>> Begin
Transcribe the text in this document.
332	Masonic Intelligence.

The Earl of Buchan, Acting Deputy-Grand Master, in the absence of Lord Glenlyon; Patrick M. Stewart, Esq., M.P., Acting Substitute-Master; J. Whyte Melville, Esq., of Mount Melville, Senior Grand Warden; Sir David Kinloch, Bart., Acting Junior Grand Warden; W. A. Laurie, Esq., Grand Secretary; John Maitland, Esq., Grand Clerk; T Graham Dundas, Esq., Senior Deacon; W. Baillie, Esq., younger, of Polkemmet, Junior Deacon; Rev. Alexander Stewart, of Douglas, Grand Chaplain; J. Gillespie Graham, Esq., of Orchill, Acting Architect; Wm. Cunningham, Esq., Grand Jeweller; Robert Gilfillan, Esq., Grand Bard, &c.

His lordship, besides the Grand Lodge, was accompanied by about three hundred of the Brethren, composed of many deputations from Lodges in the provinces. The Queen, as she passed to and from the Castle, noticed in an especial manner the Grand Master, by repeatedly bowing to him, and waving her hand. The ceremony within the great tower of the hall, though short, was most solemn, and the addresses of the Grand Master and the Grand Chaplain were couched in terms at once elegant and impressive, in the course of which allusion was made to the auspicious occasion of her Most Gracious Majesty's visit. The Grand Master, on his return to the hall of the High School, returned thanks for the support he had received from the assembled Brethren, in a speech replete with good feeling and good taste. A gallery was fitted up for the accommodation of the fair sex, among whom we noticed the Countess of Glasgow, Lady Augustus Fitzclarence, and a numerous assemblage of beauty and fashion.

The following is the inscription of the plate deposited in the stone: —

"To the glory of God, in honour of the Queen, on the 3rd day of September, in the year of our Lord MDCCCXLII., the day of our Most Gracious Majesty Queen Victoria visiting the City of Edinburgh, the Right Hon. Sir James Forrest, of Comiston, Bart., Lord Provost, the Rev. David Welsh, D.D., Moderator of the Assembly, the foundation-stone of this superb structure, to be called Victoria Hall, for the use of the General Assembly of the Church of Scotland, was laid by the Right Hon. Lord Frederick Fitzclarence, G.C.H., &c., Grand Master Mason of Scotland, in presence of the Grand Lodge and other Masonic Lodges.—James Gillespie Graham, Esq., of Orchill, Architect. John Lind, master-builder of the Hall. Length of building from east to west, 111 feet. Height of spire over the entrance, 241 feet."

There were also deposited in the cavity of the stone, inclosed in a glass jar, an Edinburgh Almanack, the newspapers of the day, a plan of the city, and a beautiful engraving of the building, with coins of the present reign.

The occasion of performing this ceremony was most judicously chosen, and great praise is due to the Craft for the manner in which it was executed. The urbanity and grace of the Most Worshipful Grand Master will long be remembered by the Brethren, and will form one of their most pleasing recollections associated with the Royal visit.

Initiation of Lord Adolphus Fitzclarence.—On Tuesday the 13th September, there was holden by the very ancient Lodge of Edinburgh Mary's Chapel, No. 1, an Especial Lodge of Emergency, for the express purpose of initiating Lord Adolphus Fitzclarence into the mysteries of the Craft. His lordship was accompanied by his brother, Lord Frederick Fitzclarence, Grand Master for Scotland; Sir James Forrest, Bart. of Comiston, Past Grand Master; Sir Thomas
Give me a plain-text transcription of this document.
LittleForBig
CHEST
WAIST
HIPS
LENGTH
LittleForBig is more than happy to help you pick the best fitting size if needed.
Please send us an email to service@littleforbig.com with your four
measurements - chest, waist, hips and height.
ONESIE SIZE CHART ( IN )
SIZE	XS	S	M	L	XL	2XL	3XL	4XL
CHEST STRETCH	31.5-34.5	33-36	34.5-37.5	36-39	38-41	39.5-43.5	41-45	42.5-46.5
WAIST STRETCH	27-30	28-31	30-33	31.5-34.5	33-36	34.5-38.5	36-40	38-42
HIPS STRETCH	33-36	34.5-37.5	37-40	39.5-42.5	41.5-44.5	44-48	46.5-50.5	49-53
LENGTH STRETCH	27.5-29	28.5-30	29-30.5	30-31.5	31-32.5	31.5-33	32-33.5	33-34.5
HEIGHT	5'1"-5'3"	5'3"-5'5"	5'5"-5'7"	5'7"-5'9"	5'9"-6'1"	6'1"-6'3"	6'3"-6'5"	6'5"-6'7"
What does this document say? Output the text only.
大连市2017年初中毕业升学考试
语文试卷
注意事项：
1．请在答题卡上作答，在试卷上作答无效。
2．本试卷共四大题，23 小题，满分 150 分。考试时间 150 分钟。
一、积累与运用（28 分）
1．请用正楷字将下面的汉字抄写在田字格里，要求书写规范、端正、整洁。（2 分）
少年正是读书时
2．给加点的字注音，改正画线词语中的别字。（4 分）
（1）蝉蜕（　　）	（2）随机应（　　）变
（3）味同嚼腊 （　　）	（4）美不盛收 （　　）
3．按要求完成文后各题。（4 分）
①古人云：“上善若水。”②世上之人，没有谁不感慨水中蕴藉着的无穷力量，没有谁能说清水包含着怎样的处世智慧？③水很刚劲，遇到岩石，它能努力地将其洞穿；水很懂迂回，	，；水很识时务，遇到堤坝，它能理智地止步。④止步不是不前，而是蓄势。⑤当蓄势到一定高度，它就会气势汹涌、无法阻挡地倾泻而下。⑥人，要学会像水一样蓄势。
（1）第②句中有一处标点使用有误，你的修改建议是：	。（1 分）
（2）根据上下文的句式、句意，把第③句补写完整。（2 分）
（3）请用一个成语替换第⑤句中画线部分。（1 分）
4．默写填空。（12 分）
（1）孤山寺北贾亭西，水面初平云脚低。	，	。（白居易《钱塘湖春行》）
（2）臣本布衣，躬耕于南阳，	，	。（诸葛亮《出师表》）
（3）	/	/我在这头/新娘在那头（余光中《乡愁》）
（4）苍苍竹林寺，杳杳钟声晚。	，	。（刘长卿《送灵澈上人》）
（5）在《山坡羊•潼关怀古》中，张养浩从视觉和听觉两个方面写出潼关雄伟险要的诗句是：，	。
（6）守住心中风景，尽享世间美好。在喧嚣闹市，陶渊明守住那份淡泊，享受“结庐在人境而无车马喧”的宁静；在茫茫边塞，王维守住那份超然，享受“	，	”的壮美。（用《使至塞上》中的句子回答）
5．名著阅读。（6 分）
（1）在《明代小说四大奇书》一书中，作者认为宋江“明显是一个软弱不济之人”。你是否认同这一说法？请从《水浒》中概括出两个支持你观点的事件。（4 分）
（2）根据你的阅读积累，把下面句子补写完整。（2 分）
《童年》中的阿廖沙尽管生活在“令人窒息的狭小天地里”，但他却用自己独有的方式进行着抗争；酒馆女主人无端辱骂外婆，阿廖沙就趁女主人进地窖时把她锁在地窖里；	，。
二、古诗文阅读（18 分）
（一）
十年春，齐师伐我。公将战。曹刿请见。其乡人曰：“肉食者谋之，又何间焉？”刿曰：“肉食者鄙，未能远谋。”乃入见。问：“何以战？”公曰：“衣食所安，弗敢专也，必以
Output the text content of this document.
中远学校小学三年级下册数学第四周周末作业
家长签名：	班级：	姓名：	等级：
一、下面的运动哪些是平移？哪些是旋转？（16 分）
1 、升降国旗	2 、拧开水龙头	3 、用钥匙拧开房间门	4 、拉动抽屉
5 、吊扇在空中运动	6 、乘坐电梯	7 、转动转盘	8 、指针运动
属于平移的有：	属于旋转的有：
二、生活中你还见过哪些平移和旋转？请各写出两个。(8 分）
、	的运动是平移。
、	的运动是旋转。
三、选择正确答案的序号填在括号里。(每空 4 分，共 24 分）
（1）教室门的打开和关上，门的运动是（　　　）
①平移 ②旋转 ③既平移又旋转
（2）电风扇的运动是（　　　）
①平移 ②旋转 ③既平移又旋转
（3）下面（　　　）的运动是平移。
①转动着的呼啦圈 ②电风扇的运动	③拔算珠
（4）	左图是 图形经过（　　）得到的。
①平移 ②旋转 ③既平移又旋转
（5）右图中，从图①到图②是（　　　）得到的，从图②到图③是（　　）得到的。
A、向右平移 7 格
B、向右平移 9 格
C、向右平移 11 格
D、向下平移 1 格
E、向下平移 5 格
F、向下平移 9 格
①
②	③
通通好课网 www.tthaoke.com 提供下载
>> End
* _What you should do_:
Take the lines above from the one holding "Output the text content of this document." to the last and output them exactly.

* _Final answer_:
Output the text content of this document.
中远学校小学三年级下册数学第四周周末作业
家长签名：	班级：	姓名：	等级：
一、下面的运动哪些是平移？哪些是旋转？（16 分）
1 、升降国旗	2 、拧开水龙头	3 、用钥匙拧开房间门	4 、拉动抽屉
5 、吊扇在空中运动	6 、乘坐电梯	7 、转动转盘	8 、指针运动
属于平移的有：	属于旋转的有：
二、生活中你还见过哪些平移和旋转？请各写出两个。(8 分）
、	的运动是平移。
、	的运动是旋转。
三、选择正确答案的序号填在括号里。(每空 4 分，共 24 分）
（1）教室门的打开和关上，门的运动是（　　　）
①平移 ②旋转 ③既平移又旋转
（2）电风扇的运动是（　　　）
①平移 ②旋转 ③既平移又旋转
（3）下面（　　　）的运动是平移。
①转动着的呼啦圈 ②电风扇的运动	③拔算珠
（4）	左图是 图形经过（　　）得到的。
①平移 ②旋转 ③既平移又旋转
（5）右图中，从图①到图②是（　　　）得到的，从图②到图③是（　　）得到的。
A、向右平移 7 格
B、向右平移 9 格
C、向右平移 11 格
D、向下平移 1 格
E、向下平移 5 格
F、向下平移 9 格
①
②	③
通通好课网 www.tthaoke.com 提供下载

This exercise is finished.